> Extrait du texte:
------------------------------------------------------------------------
« Collaboratif », ça marche ?

Deux aventures éditoriales collaboratives se sont mariées le temps du festival : la gazette I/O et VentsContraires.net, revue en ligne du Rond-Point.

logo VentscontrairesVous feuilletez un exemplaire d’I/O, la gazette éphémère des festivals. Un journal papier né d’une énergie collaborative circulant sur le Net, une tribune à laquelle vous pourriez envoyer vos propres articles comme je le fais en ce moment.

Arrêtons-nous sur ce mot, « collaboratif », qui décrit une manière de produire ensemble, une alternative au tout concurrentiel dont nous savons bien qu’il nous conduit à l’abîme – mais alors que devient la presse si les journaux sont écrits par des bénévoles ?

C’est là que je voudrais vous parler d’une expérience web que nous menons depuis cinq ans avec le théâtre du Rond-Point. Vous en avez un aperçu quotidien au bas de la page que vous êtes en train de lire : si, si ! Juste en bas [voir I/O papier, Ndlr], la rubrique « Le dessin », vous y êtes ?
------------------------------------------------------------------------
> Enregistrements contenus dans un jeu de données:
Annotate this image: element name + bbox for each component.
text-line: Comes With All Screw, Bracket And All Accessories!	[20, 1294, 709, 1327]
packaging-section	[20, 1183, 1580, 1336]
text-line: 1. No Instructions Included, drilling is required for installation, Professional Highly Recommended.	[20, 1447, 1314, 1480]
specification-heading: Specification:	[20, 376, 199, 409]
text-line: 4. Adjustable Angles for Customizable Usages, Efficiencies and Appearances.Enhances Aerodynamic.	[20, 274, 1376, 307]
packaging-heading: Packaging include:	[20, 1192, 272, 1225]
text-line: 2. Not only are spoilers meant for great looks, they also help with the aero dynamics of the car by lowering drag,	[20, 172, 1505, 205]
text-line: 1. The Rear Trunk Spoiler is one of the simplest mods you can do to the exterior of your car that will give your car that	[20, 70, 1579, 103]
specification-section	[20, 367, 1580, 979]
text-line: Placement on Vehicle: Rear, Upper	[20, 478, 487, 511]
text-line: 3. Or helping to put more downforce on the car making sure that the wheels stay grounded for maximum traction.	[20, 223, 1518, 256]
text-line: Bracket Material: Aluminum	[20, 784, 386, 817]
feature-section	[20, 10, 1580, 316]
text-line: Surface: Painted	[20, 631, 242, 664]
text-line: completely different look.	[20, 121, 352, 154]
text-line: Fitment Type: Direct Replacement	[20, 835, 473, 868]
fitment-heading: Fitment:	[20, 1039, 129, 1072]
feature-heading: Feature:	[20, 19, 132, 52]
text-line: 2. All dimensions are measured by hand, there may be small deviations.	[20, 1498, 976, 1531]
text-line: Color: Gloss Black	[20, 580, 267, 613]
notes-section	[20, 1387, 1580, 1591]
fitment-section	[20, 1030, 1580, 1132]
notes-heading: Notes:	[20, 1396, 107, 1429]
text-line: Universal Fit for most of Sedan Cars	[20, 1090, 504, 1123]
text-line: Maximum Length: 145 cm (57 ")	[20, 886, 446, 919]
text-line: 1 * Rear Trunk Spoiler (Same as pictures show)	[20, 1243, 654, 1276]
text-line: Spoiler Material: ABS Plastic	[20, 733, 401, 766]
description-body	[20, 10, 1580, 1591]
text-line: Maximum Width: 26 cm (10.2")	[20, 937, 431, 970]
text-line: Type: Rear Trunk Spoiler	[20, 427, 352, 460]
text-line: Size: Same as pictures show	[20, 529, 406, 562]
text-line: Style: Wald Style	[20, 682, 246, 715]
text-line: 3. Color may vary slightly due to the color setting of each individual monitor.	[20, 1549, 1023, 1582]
------------------------------------------------------------------------
> Tâches à réaliser:
- A) D'après le texte sur la gazette I/O et VentsContraires.net, depuis combien de temps l'expérience web est-elle menée avec le théâtre du Rond-Point ?
- B) Poursuivez le texte sur la gazette I/O et VentsContraires.net à partir de sa dernière phrase.

> Résultats de l'exercice:
- A) Depuis cinq ans.

- B)
Tout a commencé le jour où Jean-Michel Ribes a dit : « Faisons voler le Rond-Point sur le Net ! » Le problème avec lui, c’est qu’il a sans arrêt de nouvelles idées. J’ai d’abord griffonné les plans d’une catapulte géante. La moue perplexe de la direction technique m’a fait vite renoncer à ce projet aérien. Plus sérieusement, la lumière a été « collaborative » : et si nous proposions à des artistes qu’on ne voit pas sur nos trois scènes de nous rejoindre… dans une quatrième salle virtuelle ? Des talents d’ici et d’ailleurs. Des singuliers qui s’expriment par les mots, les images, les sons. Qui bougent le monde avec esprit et humour. On publierait chaque jour les plus inventifs. Le Rond-Point s’étant mobilisé contre l’esprit de chapelle, pour le débat et le rire résistant, tentons la même chose sur le Web. Ainsi est née la revue VentsContraires.net, premier média en ligne lancé par un lieu de spectacle. Avec bientôt 500 chroniqueurs, plus de 6 000 billets édités (dont 1 000 vidéos), 2 millions et demi de visites, cette petite république libertaire repousse tous les jours les murs du théâtre. Il faut vite engager un responsable éditorial. Vincent Lecoq, chroniqueur des premiers instants, rejoint l’équipe du Rond-Point et lui ouvre en grand les portes du Web.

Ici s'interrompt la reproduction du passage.